| Stated exercise |
Each entry below must be repeated exactly, with pictures left out.

--- Start Dataset excerpts ---

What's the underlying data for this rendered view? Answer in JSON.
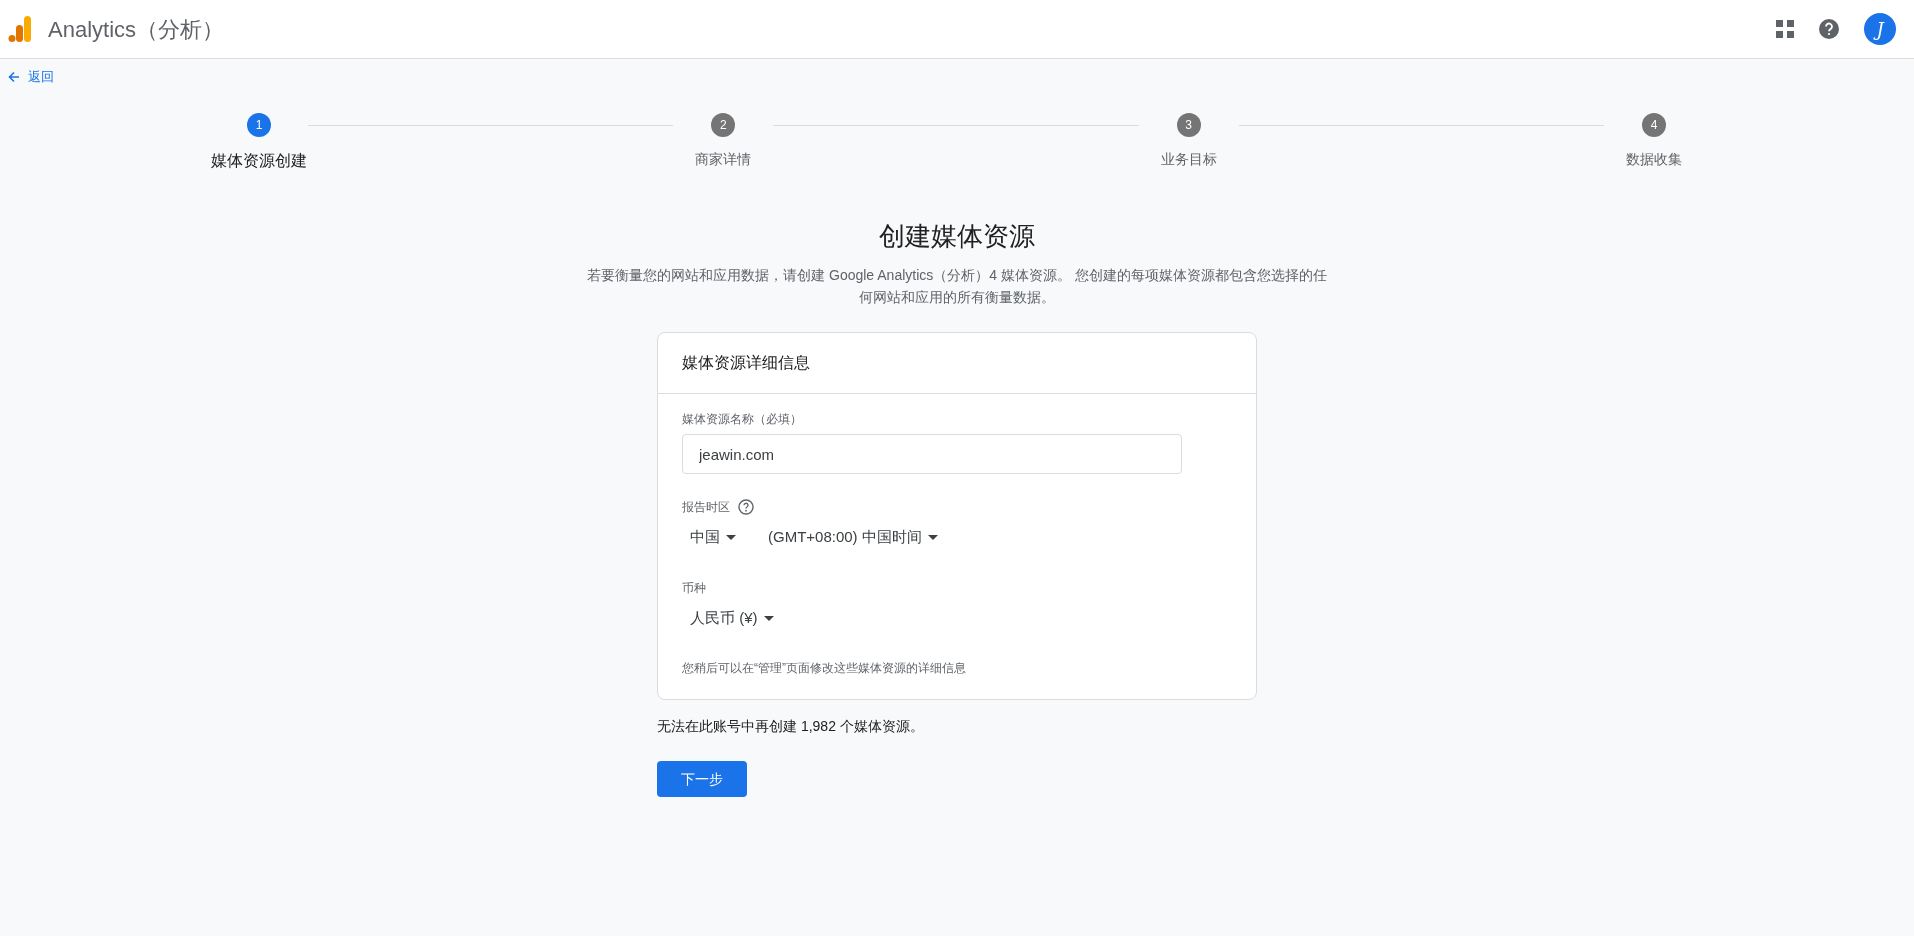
{
  "app_bar": {
    "title": "Analytics（分析）",
    "avatar_letter": "J"
  },
  "back_link": "返回",
  "steps": [
    {
      "number": "1",
      "label": "媒体资源创建",
      "current": true
    },
    {
      "number": "2",
      "label": "商家详情",
      "current": false
    },
    {
      "number": "3",
      "label": "业务目标",
      "current": false
    },
    {
      "number": "4",
      "label": "数据收集",
      "current": false
    }
  ],
  "heading": "创建媒体资源",
  "description": "若要衡量您的网站和应用数据，请创建 Google Analytics（分析）4 媒体资源。 您创建的每项媒体资源都包含您选择的任何网站和应用的所有衡量数据。",
  "card": {
    "title": "媒体资源详细信息",
    "name_field": {
      "label": "媒体资源名称（必填）",
      "value": "jeawin.com"
    },
    "timezone": {
      "label": "报告时区",
      "country": "中国",
      "zone": "(GMT+08:00) 中国时间"
    },
    "currency": {
      "label": "币种",
      "value": "人民币 (¥)"
    },
    "note": "您稍后可以在“管理”页面修改这些媒体资源的详细信息"
  },
  "limit_text": "无法在此账号中再创建 1,982 个媒体资源。",
  "next_button": "下一步"
}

--- End Dataset excerpts ---

| Exercise solution |
What's the underlying data for this rendered view? Answer in JSON.
{
  "app_bar": {
    "title": "Analytics（分析）",
    "avatar_letter": "J"
  },
  "back_link": "返回",
  "steps": [
    {
      "number": "1",
      "label": "媒体资源创建",
      "current": true
    },
    {
      "number": "2",
      "label": "商家详情",
      "current": false
    },
    {
      "number": "3",
      "label": "业务目标",
      "current": false
    },
    {
      "number": "4",
      "label": "数据收集",
      "current": false
    }
  ],
  "heading": "创建媒体资源",
  "description": "若要衡量您的网站和应用数据，请创建 Google Analytics（分析）4 媒体资源。 您创建的每项媒体资源都包含您选择的任何网站和应用的所有衡量数据。",
  "card": {
    "title": "媒体资源详细信息",
    "name_field": {
      "label": "媒体资源名称（必填）",
      "value": "jeawin.com"
    },
    "timezone": {
      "label": "报告时区",
      "country": "中国",
      "zone": "(GMT+08:00) 中国时间"
    },
    "currency": {
      "label": "币种",
      "value": "人民币 (¥)"
    },
    "note": "您稍后可以在“管理”页面修改这些媒体资源的详细信息"
  },
  "limit_text": "无法在此账号中再创建 1,982 个媒体资源。",
  "next_button": "下一步"
}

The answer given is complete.